**Part of a data file**.
◇ ◇ ◇
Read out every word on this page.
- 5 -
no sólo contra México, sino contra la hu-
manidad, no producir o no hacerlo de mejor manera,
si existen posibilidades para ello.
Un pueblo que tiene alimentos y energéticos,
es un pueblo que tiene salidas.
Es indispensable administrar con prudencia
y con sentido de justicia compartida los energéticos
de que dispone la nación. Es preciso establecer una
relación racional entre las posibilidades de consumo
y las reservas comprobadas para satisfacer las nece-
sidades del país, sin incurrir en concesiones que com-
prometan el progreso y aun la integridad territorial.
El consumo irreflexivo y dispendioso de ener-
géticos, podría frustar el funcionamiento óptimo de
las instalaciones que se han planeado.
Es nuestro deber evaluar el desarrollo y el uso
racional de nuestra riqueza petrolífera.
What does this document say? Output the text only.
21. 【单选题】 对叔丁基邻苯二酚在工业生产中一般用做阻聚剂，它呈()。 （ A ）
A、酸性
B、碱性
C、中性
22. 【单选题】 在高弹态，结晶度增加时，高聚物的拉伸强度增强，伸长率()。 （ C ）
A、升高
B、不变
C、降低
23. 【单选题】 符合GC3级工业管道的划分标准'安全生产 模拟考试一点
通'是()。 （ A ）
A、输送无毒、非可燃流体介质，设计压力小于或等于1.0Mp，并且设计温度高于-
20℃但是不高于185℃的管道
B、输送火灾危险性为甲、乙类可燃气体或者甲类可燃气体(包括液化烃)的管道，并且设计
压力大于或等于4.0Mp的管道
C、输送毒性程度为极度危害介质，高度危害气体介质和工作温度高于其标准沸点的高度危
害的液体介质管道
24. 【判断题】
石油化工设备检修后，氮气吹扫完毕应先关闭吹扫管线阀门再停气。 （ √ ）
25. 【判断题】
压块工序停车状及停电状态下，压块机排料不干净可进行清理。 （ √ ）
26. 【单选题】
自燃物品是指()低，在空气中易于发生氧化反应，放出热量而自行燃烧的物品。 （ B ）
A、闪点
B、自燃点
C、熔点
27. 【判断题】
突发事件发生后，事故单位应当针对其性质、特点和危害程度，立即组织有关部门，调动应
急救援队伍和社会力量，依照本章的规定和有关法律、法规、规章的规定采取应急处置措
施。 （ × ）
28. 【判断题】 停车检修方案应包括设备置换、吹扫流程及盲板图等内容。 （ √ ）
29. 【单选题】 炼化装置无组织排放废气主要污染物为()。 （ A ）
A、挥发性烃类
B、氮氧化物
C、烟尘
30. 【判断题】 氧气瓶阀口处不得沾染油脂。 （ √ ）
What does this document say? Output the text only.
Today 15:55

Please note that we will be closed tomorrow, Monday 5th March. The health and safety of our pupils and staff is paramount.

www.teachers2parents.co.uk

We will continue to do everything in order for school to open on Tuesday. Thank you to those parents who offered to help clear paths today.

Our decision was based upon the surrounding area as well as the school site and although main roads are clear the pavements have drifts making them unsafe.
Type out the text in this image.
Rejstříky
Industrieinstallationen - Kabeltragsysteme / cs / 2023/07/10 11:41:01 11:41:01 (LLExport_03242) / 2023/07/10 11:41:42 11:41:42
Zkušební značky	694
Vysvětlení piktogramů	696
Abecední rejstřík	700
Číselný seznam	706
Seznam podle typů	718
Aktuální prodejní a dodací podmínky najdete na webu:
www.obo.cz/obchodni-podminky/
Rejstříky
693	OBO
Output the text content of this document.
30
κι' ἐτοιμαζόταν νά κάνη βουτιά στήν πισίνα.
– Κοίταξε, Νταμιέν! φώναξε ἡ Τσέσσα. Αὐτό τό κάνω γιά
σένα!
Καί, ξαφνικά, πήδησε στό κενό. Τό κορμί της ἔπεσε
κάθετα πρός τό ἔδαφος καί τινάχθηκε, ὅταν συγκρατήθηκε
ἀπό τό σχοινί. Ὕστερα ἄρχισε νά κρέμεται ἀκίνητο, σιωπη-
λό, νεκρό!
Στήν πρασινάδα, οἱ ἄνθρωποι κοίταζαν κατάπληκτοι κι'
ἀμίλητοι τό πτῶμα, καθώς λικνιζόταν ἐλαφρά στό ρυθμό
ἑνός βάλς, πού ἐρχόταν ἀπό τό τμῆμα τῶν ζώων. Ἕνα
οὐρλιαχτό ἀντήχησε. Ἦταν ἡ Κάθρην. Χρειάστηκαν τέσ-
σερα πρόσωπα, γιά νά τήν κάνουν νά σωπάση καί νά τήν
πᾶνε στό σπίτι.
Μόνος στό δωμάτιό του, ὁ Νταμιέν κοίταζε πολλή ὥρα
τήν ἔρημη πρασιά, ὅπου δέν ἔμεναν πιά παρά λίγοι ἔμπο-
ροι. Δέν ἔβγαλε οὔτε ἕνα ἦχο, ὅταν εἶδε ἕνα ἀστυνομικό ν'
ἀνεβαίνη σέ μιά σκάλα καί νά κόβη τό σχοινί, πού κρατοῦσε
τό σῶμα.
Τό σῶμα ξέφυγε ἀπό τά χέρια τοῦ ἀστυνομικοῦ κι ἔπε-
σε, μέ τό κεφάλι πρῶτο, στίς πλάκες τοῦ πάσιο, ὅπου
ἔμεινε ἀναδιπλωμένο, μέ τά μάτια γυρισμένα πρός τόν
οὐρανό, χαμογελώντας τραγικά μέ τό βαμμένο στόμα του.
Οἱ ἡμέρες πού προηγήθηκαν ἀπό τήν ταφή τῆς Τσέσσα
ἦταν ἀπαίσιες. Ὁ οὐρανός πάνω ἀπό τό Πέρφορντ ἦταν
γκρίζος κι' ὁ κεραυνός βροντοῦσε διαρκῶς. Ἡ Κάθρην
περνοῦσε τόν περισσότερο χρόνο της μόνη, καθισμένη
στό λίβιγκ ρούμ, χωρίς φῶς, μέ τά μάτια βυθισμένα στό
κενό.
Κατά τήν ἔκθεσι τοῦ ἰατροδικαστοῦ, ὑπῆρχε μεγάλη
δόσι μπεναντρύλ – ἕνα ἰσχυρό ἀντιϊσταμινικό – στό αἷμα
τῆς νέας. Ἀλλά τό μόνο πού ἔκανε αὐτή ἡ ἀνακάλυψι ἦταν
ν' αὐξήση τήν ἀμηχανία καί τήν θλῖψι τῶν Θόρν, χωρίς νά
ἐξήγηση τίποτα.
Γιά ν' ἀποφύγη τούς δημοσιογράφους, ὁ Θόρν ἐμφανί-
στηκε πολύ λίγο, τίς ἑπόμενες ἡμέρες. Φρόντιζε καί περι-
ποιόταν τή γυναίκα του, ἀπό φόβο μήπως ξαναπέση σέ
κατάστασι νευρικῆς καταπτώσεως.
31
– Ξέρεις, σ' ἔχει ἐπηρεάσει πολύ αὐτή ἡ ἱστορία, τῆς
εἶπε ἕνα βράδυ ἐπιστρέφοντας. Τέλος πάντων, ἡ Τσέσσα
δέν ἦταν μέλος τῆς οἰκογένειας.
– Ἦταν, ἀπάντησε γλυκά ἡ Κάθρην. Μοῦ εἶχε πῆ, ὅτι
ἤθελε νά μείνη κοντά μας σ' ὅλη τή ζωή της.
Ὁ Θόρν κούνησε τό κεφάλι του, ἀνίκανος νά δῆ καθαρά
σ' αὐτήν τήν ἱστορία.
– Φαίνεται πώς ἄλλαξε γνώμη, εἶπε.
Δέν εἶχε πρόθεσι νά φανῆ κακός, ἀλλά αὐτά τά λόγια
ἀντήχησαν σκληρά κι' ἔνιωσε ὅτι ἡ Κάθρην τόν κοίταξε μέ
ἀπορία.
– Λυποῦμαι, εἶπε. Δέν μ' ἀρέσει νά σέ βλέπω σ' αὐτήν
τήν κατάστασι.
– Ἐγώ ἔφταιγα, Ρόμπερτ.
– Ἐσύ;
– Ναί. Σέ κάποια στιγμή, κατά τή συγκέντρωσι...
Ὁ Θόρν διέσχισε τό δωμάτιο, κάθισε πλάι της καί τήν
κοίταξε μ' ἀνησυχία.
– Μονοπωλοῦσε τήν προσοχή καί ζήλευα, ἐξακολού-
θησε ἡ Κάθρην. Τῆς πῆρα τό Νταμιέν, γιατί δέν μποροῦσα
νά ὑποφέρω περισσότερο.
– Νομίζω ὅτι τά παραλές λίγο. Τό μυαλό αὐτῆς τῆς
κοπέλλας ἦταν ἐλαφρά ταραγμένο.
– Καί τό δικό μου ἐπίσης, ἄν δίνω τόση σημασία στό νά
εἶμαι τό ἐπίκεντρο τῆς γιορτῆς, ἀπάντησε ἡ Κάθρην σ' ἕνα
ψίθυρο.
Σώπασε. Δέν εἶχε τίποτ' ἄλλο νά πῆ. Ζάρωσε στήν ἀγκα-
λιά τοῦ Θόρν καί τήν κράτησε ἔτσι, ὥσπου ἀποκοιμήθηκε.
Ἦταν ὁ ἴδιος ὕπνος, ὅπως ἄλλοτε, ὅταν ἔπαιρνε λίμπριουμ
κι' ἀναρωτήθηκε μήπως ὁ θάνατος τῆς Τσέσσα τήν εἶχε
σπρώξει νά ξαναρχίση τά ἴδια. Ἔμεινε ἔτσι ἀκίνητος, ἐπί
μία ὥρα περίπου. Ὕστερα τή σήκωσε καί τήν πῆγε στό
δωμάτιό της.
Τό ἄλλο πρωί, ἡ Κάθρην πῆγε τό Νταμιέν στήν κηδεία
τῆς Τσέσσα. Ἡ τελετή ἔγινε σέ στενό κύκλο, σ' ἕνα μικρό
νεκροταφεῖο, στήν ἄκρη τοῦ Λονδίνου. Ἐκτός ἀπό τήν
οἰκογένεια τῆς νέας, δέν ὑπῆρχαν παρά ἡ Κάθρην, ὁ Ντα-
◇ ◇ ◇
**What to do**. From the entries above, copy every line containing the word "Νταμιέν".

**Output**.
– Κοίταξε, Νταμιέν! φώναξε ἡ Τσέσσα. Αὐτό τό κάνω γιά
Μόνος στό δωμάτιό του, ὁ Νταμιέν κοίταζε πολλή ὥρα
θησε ἡ Κάθρην. Τῆς πῆρα τό Νταμιέν, γιατί δέν μποροῦσα
Τό ἄλλο πρωί, ἡ Κάθρην πῆγε τό Νταμιέν στήν κηδεία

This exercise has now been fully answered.